▸ Exercise prompt
Search the data below for "абсорбционный"; list each line that holds it.

▸ Working data
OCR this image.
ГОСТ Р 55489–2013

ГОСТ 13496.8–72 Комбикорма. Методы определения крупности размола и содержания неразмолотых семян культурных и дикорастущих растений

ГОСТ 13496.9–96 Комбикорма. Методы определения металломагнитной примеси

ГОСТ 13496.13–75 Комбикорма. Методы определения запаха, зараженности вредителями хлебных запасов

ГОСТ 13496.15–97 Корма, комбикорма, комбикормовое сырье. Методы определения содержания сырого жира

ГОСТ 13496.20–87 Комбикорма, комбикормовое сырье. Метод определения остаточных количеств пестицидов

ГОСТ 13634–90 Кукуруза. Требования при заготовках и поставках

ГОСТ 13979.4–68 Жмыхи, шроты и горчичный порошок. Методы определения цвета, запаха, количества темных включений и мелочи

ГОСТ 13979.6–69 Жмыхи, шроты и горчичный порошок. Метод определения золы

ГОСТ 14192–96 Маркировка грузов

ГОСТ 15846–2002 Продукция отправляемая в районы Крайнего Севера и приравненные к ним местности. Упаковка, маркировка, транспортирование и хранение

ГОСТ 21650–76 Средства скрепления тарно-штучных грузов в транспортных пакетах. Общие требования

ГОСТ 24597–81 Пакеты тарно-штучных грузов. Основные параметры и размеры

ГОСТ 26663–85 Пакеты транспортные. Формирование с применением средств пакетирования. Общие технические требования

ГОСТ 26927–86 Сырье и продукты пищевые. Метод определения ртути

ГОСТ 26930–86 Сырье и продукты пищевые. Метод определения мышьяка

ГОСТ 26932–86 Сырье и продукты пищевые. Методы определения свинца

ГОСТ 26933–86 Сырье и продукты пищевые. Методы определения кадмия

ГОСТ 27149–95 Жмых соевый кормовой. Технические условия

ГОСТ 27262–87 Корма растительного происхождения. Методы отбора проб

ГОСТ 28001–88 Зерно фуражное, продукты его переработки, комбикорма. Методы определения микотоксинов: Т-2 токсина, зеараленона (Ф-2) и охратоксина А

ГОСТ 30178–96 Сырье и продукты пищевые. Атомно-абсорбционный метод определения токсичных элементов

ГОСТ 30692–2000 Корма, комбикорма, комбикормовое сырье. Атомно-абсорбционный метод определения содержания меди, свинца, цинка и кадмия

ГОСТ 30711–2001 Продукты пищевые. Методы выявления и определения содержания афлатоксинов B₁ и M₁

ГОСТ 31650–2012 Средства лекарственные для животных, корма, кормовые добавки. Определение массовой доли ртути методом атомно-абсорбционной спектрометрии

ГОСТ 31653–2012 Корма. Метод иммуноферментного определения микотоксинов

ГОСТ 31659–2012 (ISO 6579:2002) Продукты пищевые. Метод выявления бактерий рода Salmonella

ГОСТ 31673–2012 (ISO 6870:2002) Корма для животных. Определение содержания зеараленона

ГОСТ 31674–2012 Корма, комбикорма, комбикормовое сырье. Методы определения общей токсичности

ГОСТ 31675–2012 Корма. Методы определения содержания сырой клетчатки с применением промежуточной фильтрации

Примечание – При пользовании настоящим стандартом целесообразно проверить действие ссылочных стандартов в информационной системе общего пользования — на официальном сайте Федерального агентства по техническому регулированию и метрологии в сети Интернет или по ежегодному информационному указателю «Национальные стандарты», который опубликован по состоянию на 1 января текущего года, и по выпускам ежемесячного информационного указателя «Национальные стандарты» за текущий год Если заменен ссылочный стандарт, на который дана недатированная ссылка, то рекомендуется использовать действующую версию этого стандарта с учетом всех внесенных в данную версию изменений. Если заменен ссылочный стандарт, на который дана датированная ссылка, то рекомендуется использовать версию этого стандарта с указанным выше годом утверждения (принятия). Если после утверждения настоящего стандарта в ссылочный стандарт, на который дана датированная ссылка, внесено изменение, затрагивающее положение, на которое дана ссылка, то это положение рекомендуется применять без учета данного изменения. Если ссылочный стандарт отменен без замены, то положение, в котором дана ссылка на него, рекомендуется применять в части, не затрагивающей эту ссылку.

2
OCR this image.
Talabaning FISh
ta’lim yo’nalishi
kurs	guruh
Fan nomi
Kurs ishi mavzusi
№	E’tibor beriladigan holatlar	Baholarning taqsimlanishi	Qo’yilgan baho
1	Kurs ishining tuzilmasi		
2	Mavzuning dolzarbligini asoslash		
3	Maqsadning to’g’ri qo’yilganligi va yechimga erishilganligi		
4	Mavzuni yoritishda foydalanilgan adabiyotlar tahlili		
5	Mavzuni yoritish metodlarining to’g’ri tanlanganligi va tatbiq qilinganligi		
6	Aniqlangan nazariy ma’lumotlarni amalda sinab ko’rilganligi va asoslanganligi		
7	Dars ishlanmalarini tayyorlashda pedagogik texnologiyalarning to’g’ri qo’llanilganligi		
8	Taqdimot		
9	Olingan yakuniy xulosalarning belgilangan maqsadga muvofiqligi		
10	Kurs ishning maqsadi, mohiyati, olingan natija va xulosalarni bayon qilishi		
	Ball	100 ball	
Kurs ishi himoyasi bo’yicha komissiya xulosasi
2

▸ Task output
ГОСТ 30178–96 Сырье и продукты пищевые. Атомно-абсорбционный метод определения токсичных элементов
ГОСТ 30692–2000 Корма, комбикорма, комбикормовое сырье. Атомно-абсорбционный метод определения содержания меди, свинца, цинка и кадмия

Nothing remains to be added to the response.